> Task directions: Copy out the records word for word, from the first line through the line that contains "y-tick-label: 250M <box>36 88 67 101</box>".

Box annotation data
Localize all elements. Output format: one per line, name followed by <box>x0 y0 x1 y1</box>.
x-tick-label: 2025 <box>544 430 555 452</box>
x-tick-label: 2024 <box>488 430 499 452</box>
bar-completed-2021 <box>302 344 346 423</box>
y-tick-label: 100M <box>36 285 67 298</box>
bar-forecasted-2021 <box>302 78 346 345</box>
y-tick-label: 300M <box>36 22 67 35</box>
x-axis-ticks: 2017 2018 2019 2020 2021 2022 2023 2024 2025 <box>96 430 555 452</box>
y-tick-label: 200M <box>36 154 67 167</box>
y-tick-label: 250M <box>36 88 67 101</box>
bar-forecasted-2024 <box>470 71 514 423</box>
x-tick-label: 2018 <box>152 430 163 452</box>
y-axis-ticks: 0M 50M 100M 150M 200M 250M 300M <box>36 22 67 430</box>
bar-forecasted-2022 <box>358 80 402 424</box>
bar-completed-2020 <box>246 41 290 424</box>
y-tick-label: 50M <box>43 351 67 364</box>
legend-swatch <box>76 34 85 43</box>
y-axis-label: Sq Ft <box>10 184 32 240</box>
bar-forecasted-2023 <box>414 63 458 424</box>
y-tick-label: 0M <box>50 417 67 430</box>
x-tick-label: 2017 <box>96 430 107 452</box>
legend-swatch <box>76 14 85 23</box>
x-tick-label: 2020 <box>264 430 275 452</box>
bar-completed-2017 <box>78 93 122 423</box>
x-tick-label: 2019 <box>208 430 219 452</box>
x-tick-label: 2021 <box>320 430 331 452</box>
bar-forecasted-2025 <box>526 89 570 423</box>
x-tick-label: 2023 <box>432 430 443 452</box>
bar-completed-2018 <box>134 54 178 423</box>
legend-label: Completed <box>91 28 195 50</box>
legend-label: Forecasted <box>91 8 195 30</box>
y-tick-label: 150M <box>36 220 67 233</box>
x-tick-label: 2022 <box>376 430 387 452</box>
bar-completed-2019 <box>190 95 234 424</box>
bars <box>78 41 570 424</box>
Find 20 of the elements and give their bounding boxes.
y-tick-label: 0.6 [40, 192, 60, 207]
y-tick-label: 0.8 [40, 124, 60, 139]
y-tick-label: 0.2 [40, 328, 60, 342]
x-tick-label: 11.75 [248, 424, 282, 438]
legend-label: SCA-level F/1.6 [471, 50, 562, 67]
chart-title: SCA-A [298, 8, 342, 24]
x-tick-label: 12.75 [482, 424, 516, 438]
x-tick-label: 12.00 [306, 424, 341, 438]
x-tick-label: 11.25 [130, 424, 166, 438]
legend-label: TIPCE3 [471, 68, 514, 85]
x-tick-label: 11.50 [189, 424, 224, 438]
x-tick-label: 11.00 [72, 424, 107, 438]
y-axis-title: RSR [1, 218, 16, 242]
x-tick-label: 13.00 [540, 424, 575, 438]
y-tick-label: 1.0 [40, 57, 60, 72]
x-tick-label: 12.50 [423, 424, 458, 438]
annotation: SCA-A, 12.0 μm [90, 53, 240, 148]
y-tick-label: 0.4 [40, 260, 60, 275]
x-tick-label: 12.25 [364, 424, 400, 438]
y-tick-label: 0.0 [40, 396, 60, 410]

> Exercise solution:
Localize all elements. Output format: one per line, name followed by <box>x0 y0 x1 y1</box>.
x-tick-label: 2025 <box>544 430 555 452</box>
x-tick-label: 2024 <box>488 430 499 452</box>
bar-completed-2021 <box>302 344 346 423</box>
y-tick-label: 100M <box>36 285 67 298</box>
bar-forecasted-2021 <box>302 78 346 345</box>
y-tick-label: 300M <box>36 22 67 35</box>
x-axis-ticks: 2017 2018 2019 2020 2021 2022 2023 2024 2025 <box>96 430 555 452</box>
y-tick-label: 200M <box>36 154 67 167</box>
y-tick-label: 250M <box>36 88 67 101</box>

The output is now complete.